[EXERCISE]:
Identify the lines that include the word "Taiwan", then copy all of them.

=== INPUT FOR THIS TASK ===

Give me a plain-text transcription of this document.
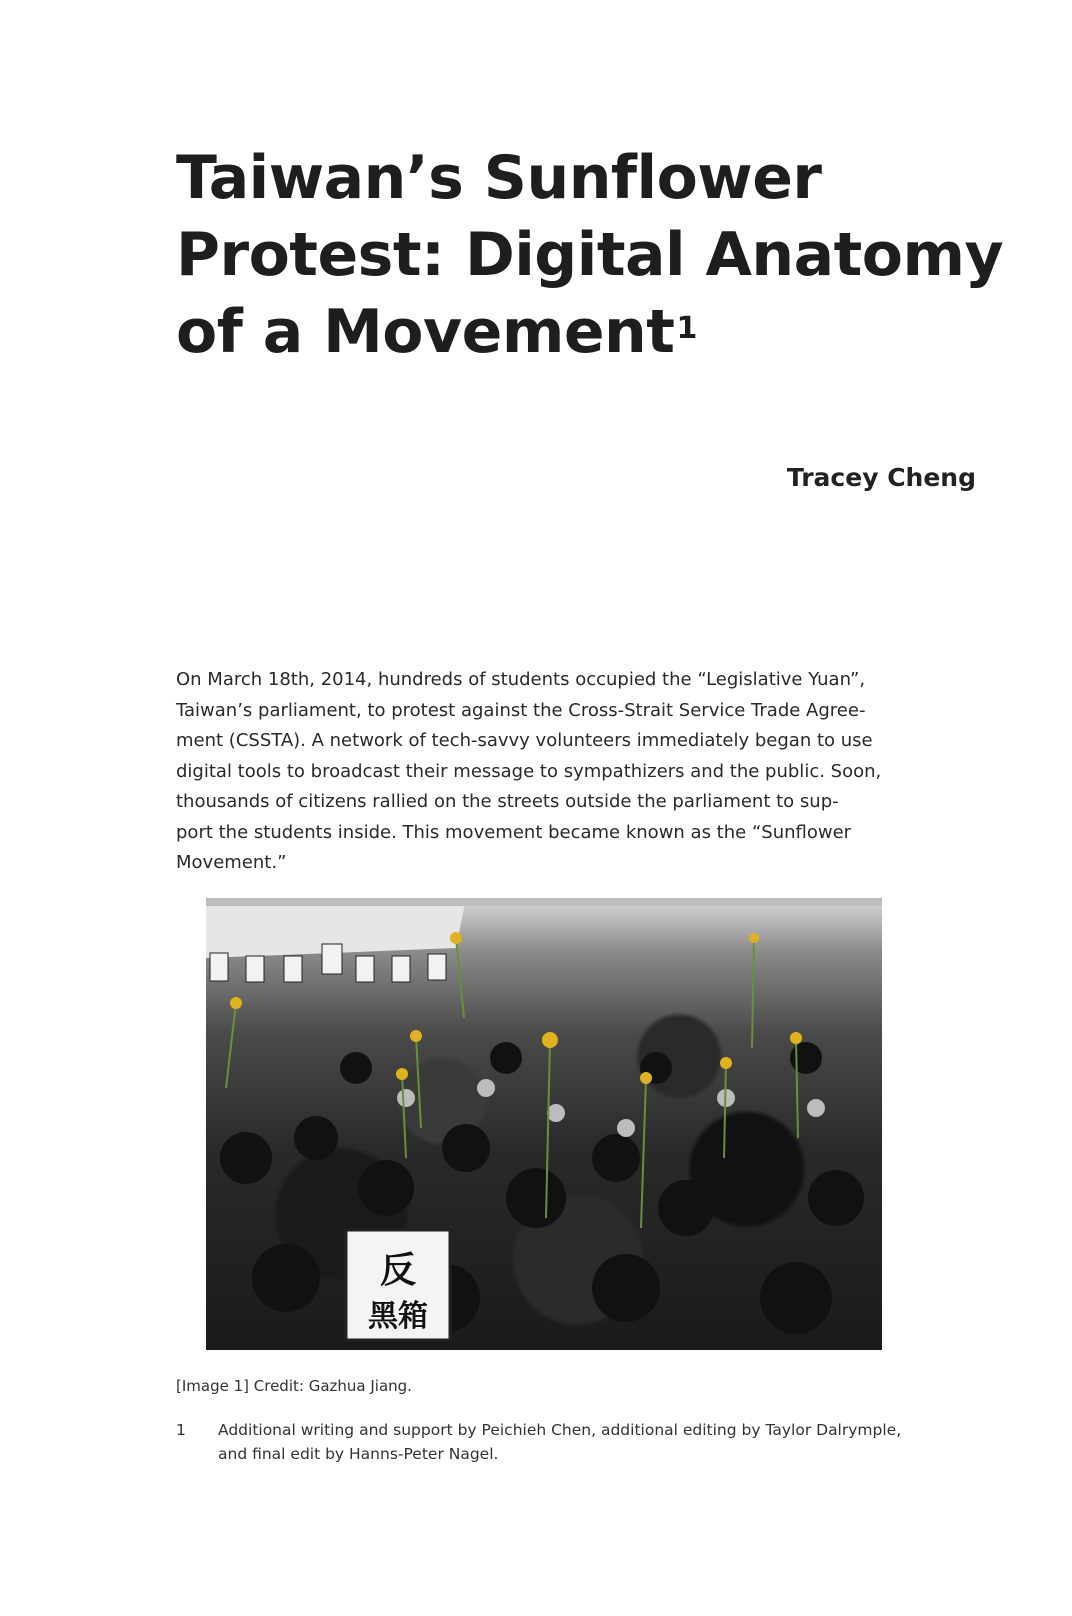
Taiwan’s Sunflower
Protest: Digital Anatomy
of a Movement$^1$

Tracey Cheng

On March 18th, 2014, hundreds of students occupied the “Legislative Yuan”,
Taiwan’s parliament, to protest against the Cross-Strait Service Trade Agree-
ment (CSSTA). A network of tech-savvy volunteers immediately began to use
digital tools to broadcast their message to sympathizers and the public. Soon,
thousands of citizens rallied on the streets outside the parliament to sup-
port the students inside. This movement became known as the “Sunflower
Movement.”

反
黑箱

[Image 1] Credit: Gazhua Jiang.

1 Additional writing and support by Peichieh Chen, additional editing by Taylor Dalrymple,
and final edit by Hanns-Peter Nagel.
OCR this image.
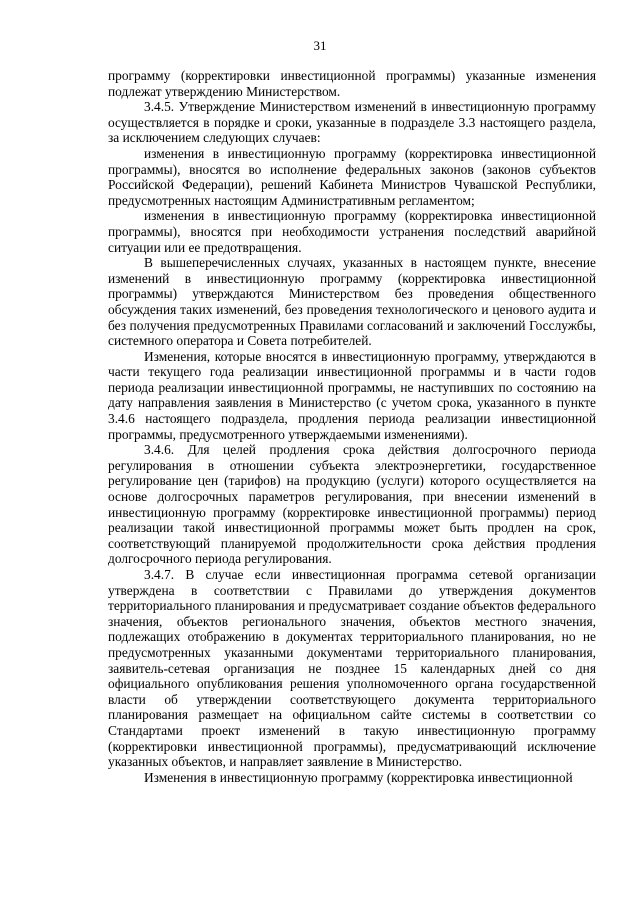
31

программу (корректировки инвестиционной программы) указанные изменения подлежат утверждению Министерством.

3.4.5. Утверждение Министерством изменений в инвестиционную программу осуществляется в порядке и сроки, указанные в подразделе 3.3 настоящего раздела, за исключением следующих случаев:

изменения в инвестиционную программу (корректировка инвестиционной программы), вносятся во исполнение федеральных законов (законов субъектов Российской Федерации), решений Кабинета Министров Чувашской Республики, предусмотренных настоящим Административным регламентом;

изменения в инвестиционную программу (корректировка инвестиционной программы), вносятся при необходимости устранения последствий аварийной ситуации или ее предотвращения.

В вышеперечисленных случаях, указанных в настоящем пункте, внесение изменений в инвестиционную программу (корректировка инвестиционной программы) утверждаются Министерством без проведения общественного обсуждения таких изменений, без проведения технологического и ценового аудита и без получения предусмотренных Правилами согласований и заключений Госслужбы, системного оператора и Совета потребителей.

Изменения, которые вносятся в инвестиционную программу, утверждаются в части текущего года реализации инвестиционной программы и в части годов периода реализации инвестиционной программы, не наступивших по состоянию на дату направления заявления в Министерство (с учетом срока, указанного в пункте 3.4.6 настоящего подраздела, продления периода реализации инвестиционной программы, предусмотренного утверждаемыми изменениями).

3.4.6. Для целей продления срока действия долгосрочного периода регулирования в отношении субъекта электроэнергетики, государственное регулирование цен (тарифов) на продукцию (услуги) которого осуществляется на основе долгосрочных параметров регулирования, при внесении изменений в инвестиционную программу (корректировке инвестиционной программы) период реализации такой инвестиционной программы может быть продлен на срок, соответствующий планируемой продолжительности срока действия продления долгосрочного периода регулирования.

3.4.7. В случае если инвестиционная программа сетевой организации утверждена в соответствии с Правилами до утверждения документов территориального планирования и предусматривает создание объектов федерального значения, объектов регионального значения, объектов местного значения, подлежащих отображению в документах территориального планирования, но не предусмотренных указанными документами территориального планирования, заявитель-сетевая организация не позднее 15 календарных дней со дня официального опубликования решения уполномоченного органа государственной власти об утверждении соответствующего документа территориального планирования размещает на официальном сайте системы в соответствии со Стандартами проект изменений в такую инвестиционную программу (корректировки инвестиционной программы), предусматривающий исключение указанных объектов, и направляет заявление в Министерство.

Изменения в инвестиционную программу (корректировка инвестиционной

===
=== INPUT FOR THIS TASK ===

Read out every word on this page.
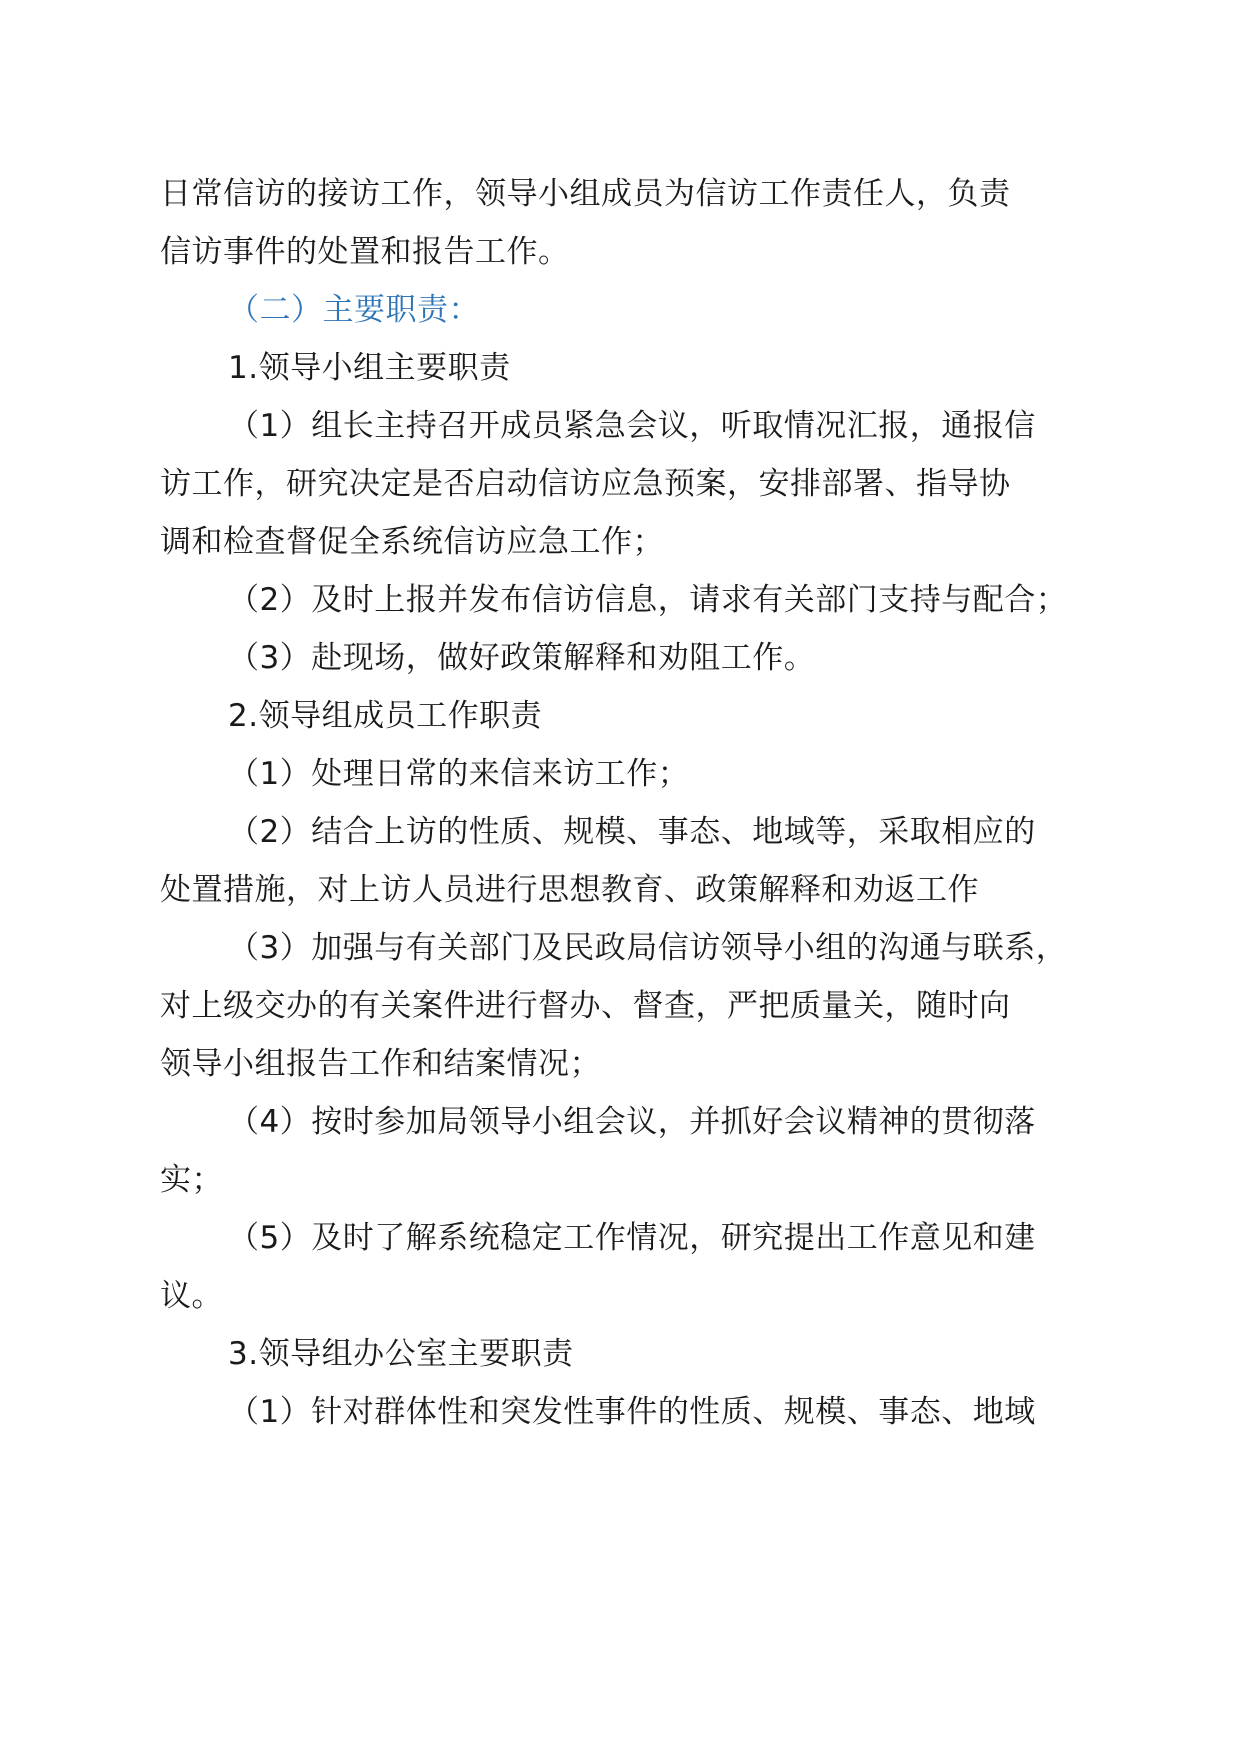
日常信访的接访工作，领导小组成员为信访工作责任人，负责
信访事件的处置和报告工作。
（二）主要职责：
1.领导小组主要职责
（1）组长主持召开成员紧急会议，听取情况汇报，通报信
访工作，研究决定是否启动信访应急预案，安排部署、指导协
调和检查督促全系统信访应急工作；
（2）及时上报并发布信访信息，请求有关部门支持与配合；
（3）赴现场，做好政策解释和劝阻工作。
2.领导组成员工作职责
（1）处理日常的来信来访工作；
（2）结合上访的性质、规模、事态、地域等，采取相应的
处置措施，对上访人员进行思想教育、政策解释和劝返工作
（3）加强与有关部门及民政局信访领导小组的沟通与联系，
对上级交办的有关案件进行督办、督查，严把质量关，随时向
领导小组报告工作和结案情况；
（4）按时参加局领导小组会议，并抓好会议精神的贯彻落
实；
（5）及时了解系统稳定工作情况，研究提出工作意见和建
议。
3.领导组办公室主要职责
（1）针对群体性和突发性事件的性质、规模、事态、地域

===
=== INPUT FOR THIS TASK ===

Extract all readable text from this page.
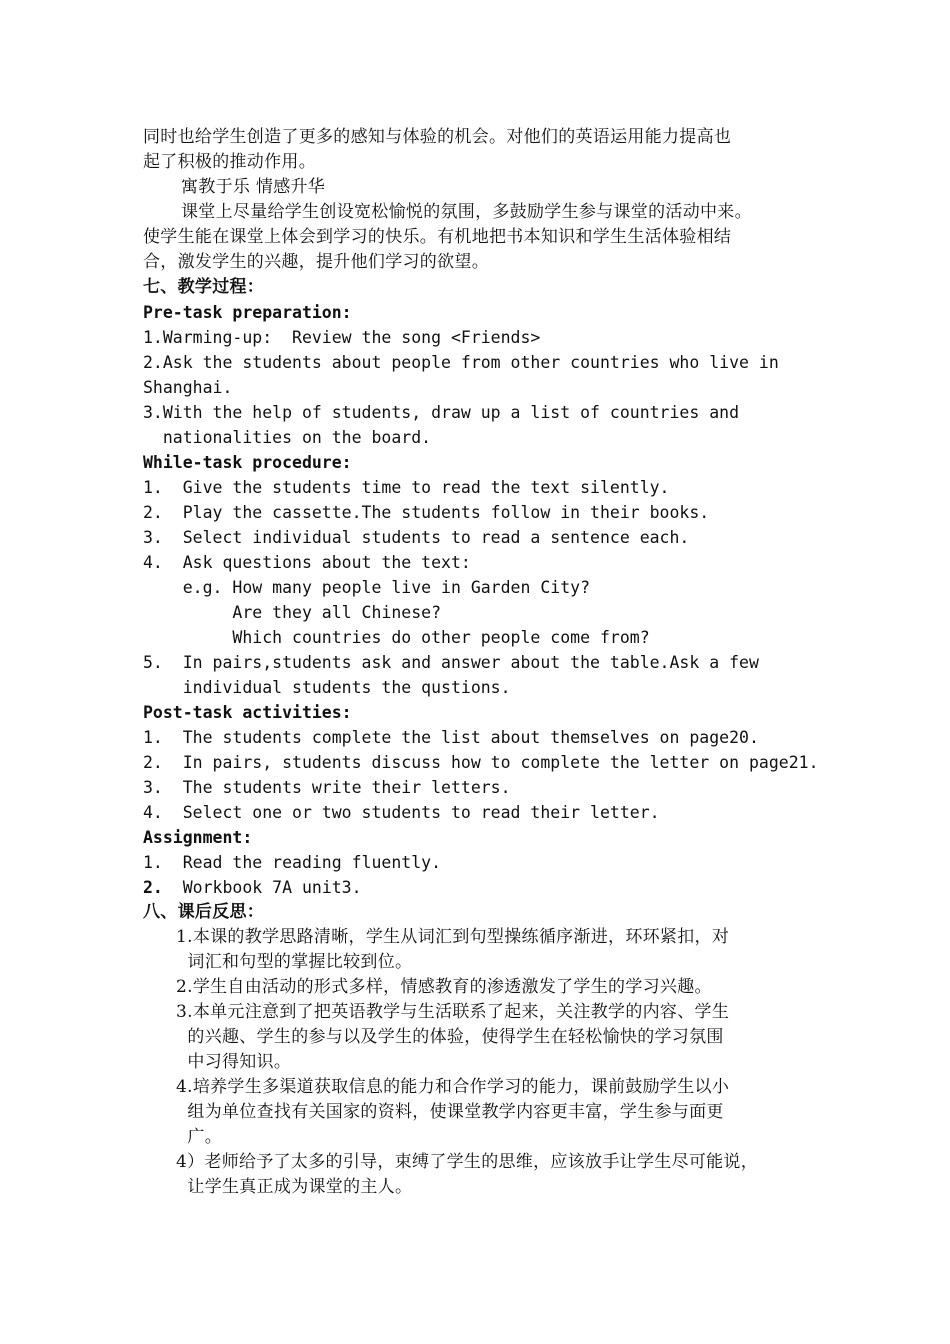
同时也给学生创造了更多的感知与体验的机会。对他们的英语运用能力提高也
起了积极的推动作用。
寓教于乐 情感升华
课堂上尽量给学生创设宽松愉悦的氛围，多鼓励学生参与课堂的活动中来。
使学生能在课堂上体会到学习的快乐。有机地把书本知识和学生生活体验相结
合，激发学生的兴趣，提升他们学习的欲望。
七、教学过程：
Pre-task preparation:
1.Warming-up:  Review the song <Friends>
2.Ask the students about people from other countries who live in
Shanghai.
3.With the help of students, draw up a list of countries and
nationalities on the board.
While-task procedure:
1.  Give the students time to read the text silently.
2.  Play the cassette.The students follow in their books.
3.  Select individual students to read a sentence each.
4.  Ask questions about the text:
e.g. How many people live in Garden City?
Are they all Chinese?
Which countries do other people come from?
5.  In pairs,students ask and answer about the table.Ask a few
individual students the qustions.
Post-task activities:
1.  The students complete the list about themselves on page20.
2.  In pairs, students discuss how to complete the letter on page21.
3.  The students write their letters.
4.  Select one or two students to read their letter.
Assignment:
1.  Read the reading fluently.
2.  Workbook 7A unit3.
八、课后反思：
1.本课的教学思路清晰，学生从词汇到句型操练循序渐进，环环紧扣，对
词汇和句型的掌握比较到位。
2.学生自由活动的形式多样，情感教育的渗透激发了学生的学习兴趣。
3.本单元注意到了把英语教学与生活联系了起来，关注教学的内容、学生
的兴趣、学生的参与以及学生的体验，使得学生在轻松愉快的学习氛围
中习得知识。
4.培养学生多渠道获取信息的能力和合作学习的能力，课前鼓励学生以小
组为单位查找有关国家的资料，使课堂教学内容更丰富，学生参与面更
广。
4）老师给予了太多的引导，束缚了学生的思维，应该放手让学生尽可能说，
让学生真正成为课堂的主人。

===

[OUTPUT FOR THIS EXERCISE]:
Taiwan’s Sunflower
Taiwan’s parliament, to protest against the Cross-Strait Service Trade Agree-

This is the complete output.